■ WHAT IS BEING ASKED
Give the number of lines holding the string "text" and nothing more.

■ DATA SUPPLIED
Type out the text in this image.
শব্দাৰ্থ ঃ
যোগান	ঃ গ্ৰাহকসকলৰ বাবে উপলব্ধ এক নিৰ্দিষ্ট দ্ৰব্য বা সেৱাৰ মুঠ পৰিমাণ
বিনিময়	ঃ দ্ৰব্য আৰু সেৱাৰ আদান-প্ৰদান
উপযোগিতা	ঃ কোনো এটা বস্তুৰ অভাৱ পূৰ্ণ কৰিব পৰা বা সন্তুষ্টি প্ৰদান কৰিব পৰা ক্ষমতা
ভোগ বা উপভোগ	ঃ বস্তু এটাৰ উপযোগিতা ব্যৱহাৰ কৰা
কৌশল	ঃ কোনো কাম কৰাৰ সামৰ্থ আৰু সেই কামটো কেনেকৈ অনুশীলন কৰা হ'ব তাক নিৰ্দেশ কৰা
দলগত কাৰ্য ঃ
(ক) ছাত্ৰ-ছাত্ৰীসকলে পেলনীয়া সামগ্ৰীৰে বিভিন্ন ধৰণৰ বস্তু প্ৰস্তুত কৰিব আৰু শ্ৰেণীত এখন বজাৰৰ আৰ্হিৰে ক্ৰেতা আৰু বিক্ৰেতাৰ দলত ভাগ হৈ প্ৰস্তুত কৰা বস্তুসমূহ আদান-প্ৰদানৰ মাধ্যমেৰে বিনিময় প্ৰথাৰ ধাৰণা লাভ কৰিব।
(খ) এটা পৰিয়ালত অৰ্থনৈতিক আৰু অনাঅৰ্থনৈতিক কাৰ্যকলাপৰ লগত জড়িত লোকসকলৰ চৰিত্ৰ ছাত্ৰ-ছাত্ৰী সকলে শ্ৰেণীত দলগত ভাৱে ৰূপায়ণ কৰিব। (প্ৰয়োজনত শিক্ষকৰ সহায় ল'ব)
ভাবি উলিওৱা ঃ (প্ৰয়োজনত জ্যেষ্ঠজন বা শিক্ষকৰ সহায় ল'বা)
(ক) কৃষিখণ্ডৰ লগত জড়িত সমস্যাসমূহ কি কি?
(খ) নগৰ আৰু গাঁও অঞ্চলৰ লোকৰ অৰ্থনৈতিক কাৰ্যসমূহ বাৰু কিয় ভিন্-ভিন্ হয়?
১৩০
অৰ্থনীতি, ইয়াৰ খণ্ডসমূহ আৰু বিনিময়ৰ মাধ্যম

==

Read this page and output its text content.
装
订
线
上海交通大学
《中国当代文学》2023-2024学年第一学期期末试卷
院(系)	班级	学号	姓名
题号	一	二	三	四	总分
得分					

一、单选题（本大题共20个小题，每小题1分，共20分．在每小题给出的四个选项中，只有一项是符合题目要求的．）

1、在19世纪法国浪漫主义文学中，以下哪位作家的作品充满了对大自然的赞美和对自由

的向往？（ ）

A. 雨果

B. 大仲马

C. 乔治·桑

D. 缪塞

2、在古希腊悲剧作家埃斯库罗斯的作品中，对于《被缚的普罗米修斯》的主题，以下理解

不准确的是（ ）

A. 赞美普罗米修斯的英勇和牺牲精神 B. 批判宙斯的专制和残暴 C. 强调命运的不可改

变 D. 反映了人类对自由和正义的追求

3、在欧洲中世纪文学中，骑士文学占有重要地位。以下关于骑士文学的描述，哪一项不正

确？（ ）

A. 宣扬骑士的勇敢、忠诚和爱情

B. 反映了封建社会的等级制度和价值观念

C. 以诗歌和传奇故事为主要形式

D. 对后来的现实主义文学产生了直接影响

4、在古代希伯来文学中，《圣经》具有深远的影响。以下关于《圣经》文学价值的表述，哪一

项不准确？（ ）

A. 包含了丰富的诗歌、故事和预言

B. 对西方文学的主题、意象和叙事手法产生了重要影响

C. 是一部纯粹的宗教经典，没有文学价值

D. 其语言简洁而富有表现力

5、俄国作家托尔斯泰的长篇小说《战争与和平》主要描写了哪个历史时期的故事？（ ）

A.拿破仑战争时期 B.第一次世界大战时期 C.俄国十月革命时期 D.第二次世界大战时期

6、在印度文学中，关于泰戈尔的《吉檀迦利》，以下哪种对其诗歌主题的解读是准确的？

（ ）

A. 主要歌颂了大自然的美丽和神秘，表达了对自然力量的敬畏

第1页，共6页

■ EXERCISE RESPONSE
2